*SHORT EXERCISE*:
Exact reproduction of the data is required, with images excluded.

*TASK DATA*:

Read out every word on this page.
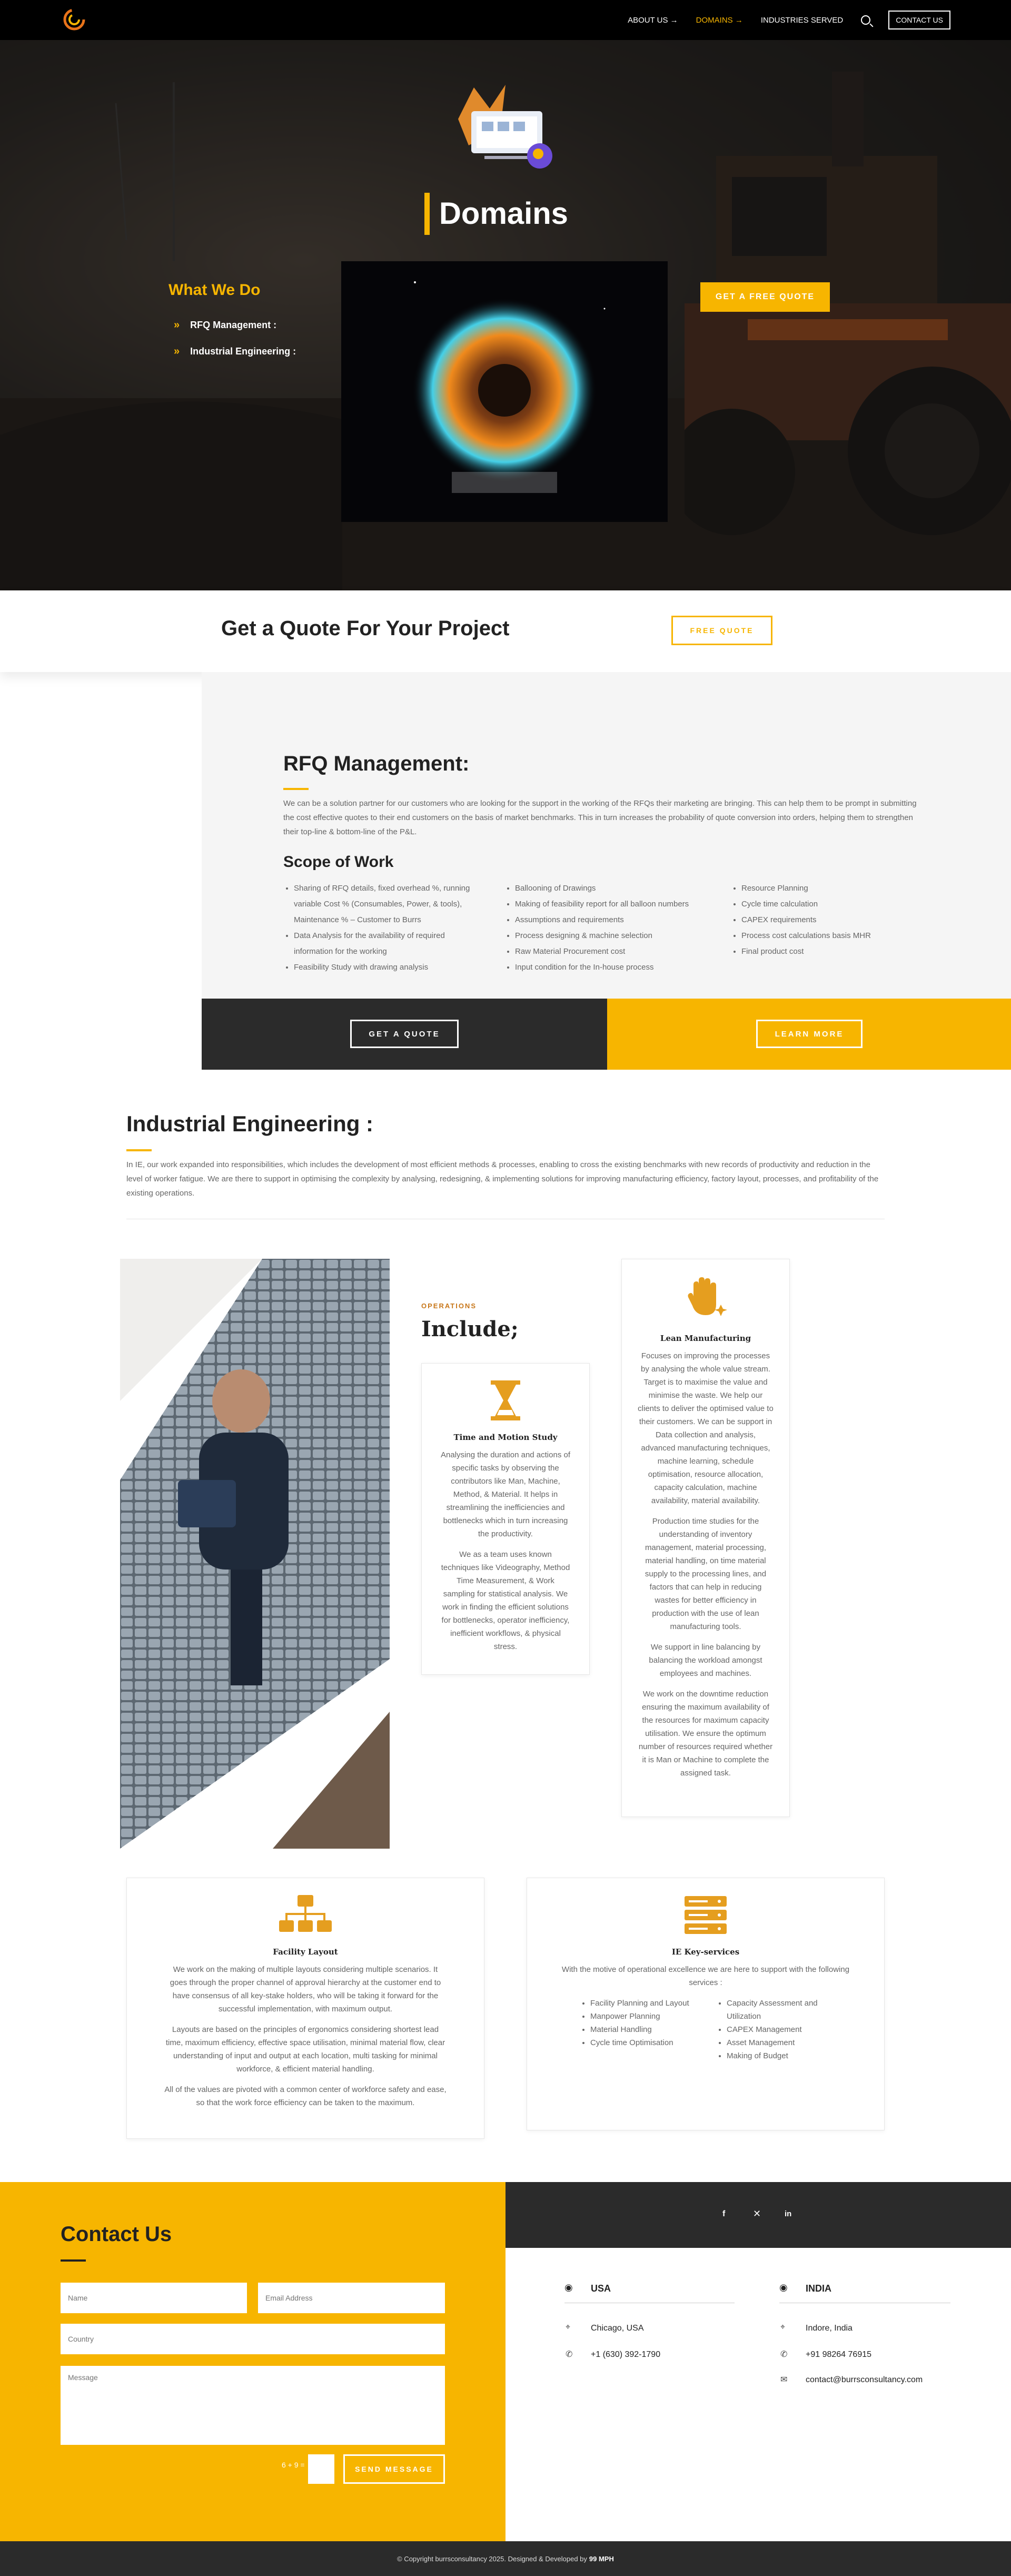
ABOUT US → DOMAINS → INDUSTRIES SERVED	CONTACT US
Domains
What We Do
» RFQ Management :
» Industrial Engineering :
GET A FREE QUOTE
Get a Quote For Your Project	FREE QUOTE
RFQ Management:
We can be a solution partner for our customers who are looking for the support in the working of the RFQs their marketing are bringing. This can help them to be prompt in submitting the cost effective quotes to their end customers on the basis of market benchmarks. This in turn increases the probability of quote conversion into orders, helping them to strengthen their top-line & bottom-line of the P&L.
Scope of Work
• Sharing of RFQ details, fixed overhead %, running variable Cost % (Consumables, Power, & tools), Maintenance % – Customer to Burrs
• Data Analysis for the availability of required information for the working
• Feasibility Study with drawing analysis
• Ballooning of Drawings
• Making of feasibility report for all balloon numbers
• Assumptions and requirements
• Process designing & machine selection
• Raw Material Procurement cost
• Input condition for the In-house process
• Resource Planning
• Cycle time calculation
• CAPEX requirements
• Process cost calculations basis MHR
• Final product cost
GET A QUOTE	LEARN MORE
Industrial Engineering :
In IE, our work expanded into responsibilities, which includes the development of most efficient methods & processes, enabling to cross the existing benchmarks with new records of productivity and reduction in the level of worker fatigue. We are there to support in optimising the complexity by analysing, redesigning, & implementing solutions for improving manufacturing efficiency, factory layout, processes, and profitability of the existing operations.
OPERATIONS
Include;
Time and Motion Study

Analysing the duration and actions of specific tasks by observing the contributors like Man, Machine, Method, & Material. It helps in streamlining the inefficiencies and bottlenecks which in turn increasing the productivity.

We as a team uses known techniques like Videography, Method Time Measurement, & Work sampling for statistical analysis. We work in finding the efficient solutions for bottlenecks, operator inefficiency, inefficient workflows, & physical stress.

Lean Manufacturing

Focuses on improving the processes by analysing the whole value stream. Target is to maximise the value and minimise the waste. We help our clients to deliver the optimised value to their customers. We can be support in Data collection and analysis, advanced manufacturing techniques, machine learning, schedule optimisation, resource allocation, capacity calculation, machine availability, material availability.

Production time studies for the understanding of inventory management, material processing, material handling, on time material supply to the processing lines, and factors that can help in reducing wastes for better efficiency in production with the use of lean manufacturing tools.

We support in line balancing by balancing the workload amongst employees and machines.

We work on the downtime reduction ensuring the maximum availability of the resources for maximum capacity utilisation. We ensure the optimum number of resources required whether it is Man or Machine to complete the assigned task.

Facility Layout

We work on the making of multiple layouts considering multiple scenarios. It goes through the proper channel of approval hierarchy at the customer end to have consensus of all key-stake holders, who will be taking it forward for the successful implementation, with maximum output.

Layouts are based on the principles of ergonomics considering shortest lead time, maximum efficiency, effective space utilisation, minimal material flow, clear understanding of input and output at each location, multi tasking for minimal workforce, & efficient material handling.

All of the values are pivoted with a common center of workforce safety and ease, so that the work force efficiency can be taken to the maximum.

IE Key-services

With the motive of operational excellence we are here to support with the following services :

• Facility Planning and Layout
• Manpower Planning
• Material Handling
• Cycle time Optimisation
• Capacity Assessment and Utilization
• CAPEX Management
• Asset Management
• Making of Budget
Contact Us
Name
Email Address
Country
Message
6 + 9 =	SEND MESSAGE
f	✕	in
◉ USA
⌖ Chicago, USA
✆ +1 (630) 392-1790
◉ INDIA
⌖ Indore, India
✆ +91 98264 76915
✉ contact@burrsconsultancy.com
© Copyright burrsconsultancy 2025. Designed & Developed by 99 MPH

*OUTPUT OF THE EXERCISE*:
Read out every word on this page.
ABOUT US → DOMAINS → INDUSTRIES SERVED	CONTACT US
Domains
What We Do
» RFQ Management :
» Industrial Engineering :
GET A FREE QUOTE
Get a Quote For Your Project	FREE QUOTE
RFQ Management:
We can be a solution partner for our customers who are looking for the support in the working of the RFQs their marketing are bringing. This can help them to be prompt in submitting the cost effective quotes to their end customers on the basis of market benchmarks. This in turn increases the probability of quote conversion into orders, helping them to strengthen their top-line & bottom-line of the P&L.
Scope of Work
• Sharing of RFQ details, fixed overhead %, running variable Cost % (Consumables, Power, & tools), Maintenance % – Customer to Burrs
• Data Analysis for the availability of required information for the working
• Feasibility Study with drawing analysis
• Ballooning of Drawings
• Making of feasibility report for all balloon numbers
• Assumptions and requirements
• Process designing & machine selection
• Raw Material Procurement cost
• Input condition for the In-house process
• Resource Planning
• Cycle time calculation
• CAPEX requirements
• Process cost calculations basis MHR
• Final product cost
GET A QUOTE	LEARN MORE
Industrial Engineering :
In IE, our work expanded into responsibilities, which includes the development of most efficient methods & processes, enabling to cross the existing benchmarks with new records of productivity and reduction in the level of worker fatigue. We are there to support in optimising the complexity by analysing, redesigning, & implementing solutions for improving manufacturing efficiency, factory layout, processes, and profitability of the existing operations.
OPERATIONS
Include;
Time and Motion Study

Analysing the duration and actions of specific tasks by observing the contributors like Man, Machine, Method, & Material. It helps in streamlining the inefficiencies and bottlenecks which in turn increasing the productivity.

We as a team uses known techniques like Videography, Method Time Measurement, & Work sampling for statistical analysis. We work in finding the efficient solutions for bottlenecks, operator inefficiency, inefficient workflows, & physical stress.

Lean Manufacturing

Focuses on improving the processes by analysing the whole value stream. Target is to maximise the value and minimise the waste. We help our clients to deliver the optimised value to their customers. We can be support in Data collection and analysis, advanced manufacturing techniques, machine learning, schedule optimisation, resource allocation, capacity calculation, machine availability, material availability.

Production time studies for the understanding of inventory management, material processing, material handling, on time material supply to the processing lines, and factors that can help in reducing wastes for better efficiency in production with the use of lean manufacturing tools.

We support in line balancing by balancing the workload amongst employees and machines.

We work on the downtime reduction ensuring the maximum availability of the resources for maximum capacity utilisation. We ensure the optimum number of resources required whether it is Man or Machine to complete the assigned task.

Facility Layout

We work on the making of multiple layouts considering multiple scenarios. It goes through the proper channel of approval hierarchy at the customer end to have consensus of all key-stake holders, who will be taking it forward for the successful implementation, with maximum output.

Layouts are based on the principles of ergonomics considering shortest lead time, maximum efficiency, effective space utilisation, minimal material flow, clear understanding of input and output at each location, multi tasking for minimal workforce, & efficient material handling.

All of the values are pivoted with a common center of workforce safety and ease, so that the work force efficiency can be taken to the maximum.

IE Key-services

With the motive of operational excellence we are here to support with the following services :

• Facility Planning and Layout
• Manpower Planning
• Material Handling
• Cycle time Optimisation
• Capacity Assessment and Utilization
• CAPEX Management
• Asset Management
• Making of Budget
Contact Us
Name
Email Address
Country
Message
6 + 9 =	SEND MESSAGE
f	✕	in
◉ USA
⌖ Chicago, USA
✆ +1 (630) 392-1790
◉ INDIA
⌖ Indore, India
✆ +91 98264 76915
✉ contact@burrsconsultancy.com
© Copyright burrsconsultancy 2025. Designed & Developed by 99 MPH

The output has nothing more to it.